◆ Required task
Return all lines where the word "appliance" can be found.

::: Records

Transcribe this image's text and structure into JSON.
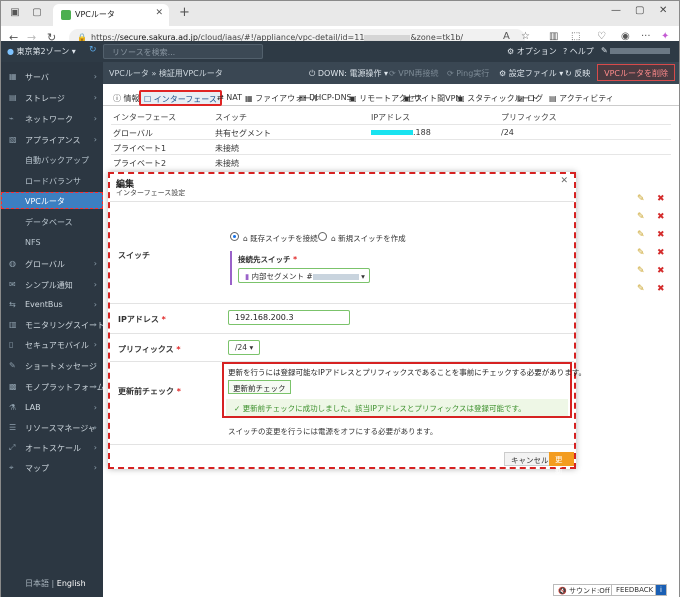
{
  "browser": {
    "tab_title": "VPCルータ",
    "url_prefix": "https://",
    "url_host": "secure.sakura.ad.jp",
    "url_path": "/cloud/iaas/#!/appliance/vpc-detail/id=11",
    "url_suffix": "&zone=tk1b/"
  },
  "topnav": {
    "zone": "東京第2ゾーン",
    "search_placeholder": "リソースを検索...",
    "options": "オプション",
    "help": "ヘルプ"
  },
  "sidebar": {
    "items": [
      {
        "label": "サーバ",
        "icon": "server-icon"
      },
      {
        "label": "ストレージ",
        "icon": "storage-icon"
      },
      {
        "label": "ネットワーク",
        "icon": "network-icon"
      },
      {
        "label": "アプライアンス",
        "icon": "appliance-icon"
      },
      {
        "label": "自動バックアップ",
        "sub": true
      },
      {
        "label": "ロードバランサ",
        "sub": true
      },
      {
        "label": "VPCルータ",
        "sub": true,
        "active": true
      },
      {
        "label": "データベース",
        "sub": true
      },
      {
        "label": "NFS",
        "sub": true
      },
      {
        "label": "グローバル",
        "icon": "globe-icon"
      },
      {
        "label": "シンプル通知",
        "icon": "notify-icon"
      },
      {
        "label": "EventBus",
        "icon": "eventbus-icon"
      },
      {
        "label": "モニタリングスイート",
        "icon": "monitor-icon"
      },
      {
        "label": "セキュアモバイル",
        "icon": "mobile-icon"
      },
      {
        "label": "ショートメッセージ",
        "icon": "message-icon"
      },
      {
        "label": "モノプラットフォーム",
        "icon": "platform-icon"
      },
      {
        "label": "LAB",
        "icon": "lab-icon"
      },
      {
        "label": "リソースマネージャ",
        "icon": "resource-icon"
      },
      {
        "label": "オートスケール",
        "icon": "autoscale-icon"
      },
      {
        "label": "マップ",
        "icon": "map-icon"
      }
    ],
    "lang_ja": "日本語",
    "lang_en": "English"
  },
  "breadcrumb": {
    "root": "VPCルータ",
    "sep": "»",
    "current": "検証用VPCルータ"
  },
  "actions": {
    "power": "DOWN: 電源操作",
    "vpn": "VPN再接続",
    "ping": "Ping実行",
    "config": "設定ファイル",
    "refresh": "反映",
    "delete": "VPCルータを削除"
  },
  "detail_tabs": [
    "情報",
    "インターフェース",
    "NAT",
    "ファイアウォール",
    "DHCP-DNS",
    "リモートアクセス",
    "サイト間VPN",
    "スタティックルート",
    "ログ",
    "アクティビティ"
  ],
  "table": {
    "headers": [
      "インターフェース",
      "スイッチ",
      "IPアドレス",
      "プリフィックス"
    ],
    "rows": [
      {
        "name": "グローバル",
        "switch": "共有セグメント",
        "ip": ".188",
        "prefix": "/24"
      },
      {
        "name": "プライベート1",
        "switch": "未接続",
        "ip": "",
        "prefix": ""
      },
      {
        "name": "プライベート2",
        "switch": "未接続",
        "ip": "",
        "prefix": ""
      }
    ]
  },
  "modal": {
    "title": "編集",
    "subtitle": "インターフェース設定",
    "switch_label": "スイッチ",
    "opt_existing": "既存スイッチを接続",
    "opt_new": "新規スイッチを作成",
    "target_label": "接続先スイッチ",
    "target_value": "内部セグメント #",
    "ip_label": "IPアドレス",
    "ip_value": "192.168.200.3",
    "prefix_label": "プリフィックス",
    "prefix_value": "/24",
    "check_label": "更新前チェック",
    "check_msg": "更新を行うには登録可能なIPアドレスとプリフィックスであることを事前にチェックする必要があります。",
    "check_button": "更新前チェック",
    "check_ok": "更新前チェックに成功しました。該当IPアドレスとプリフィックスは登録可能です。",
    "note": "スイッチの変更を行うには電源をオフにする必要があります。",
    "cancel": "キャンセル",
    "save": "更新"
  },
  "footer": {
    "sound": "サウンド:Off",
    "feedback": "FEEDBACK"
  }
}
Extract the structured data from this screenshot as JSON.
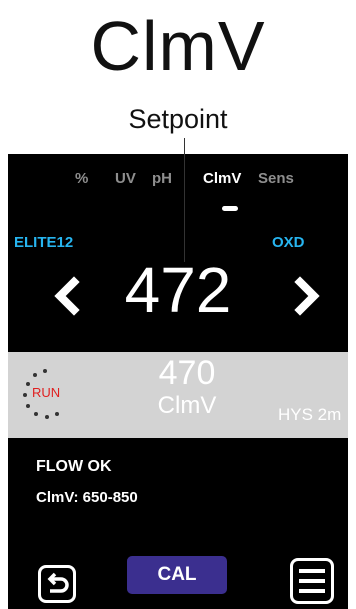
{
  "header": {
    "title": "ClmV",
    "callout": "Setpoint"
  },
  "tabs": [
    {
      "label": "%"
    },
    {
      "label": "UV"
    },
    {
      "label": "pH"
    },
    {
      "label": "ClmV",
      "active": true
    },
    {
      "label": "Sens"
    }
  ],
  "probes": {
    "left": "ELITE12",
    "right": "OXD"
  },
  "setpoint": {
    "value": "472"
  },
  "status": {
    "run_label": "RUN",
    "reading_value": "470",
    "reading_unit": "ClmV",
    "hys_label": "HYS 2m"
  },
  "info": {
    "flow": "FLOW OK",
    "range": "ClmV: 650-850"
  },
  "footer": {
    "cal_label": "CAL"
  },
  "colors": {
    "accent_blue": "#27b5f0",
    "cal_button": "#3b2f8f",
    "run_red": "#e01f1f",
    "screen_bg": "#000000",
    "status_band": "#d3d3d3"
  }
}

::::::

◆ Output of the task
    "url_path": "/cloud/iaas/#!/appliance/vpc-detail/id=11",
        "icon": "appliance-icon"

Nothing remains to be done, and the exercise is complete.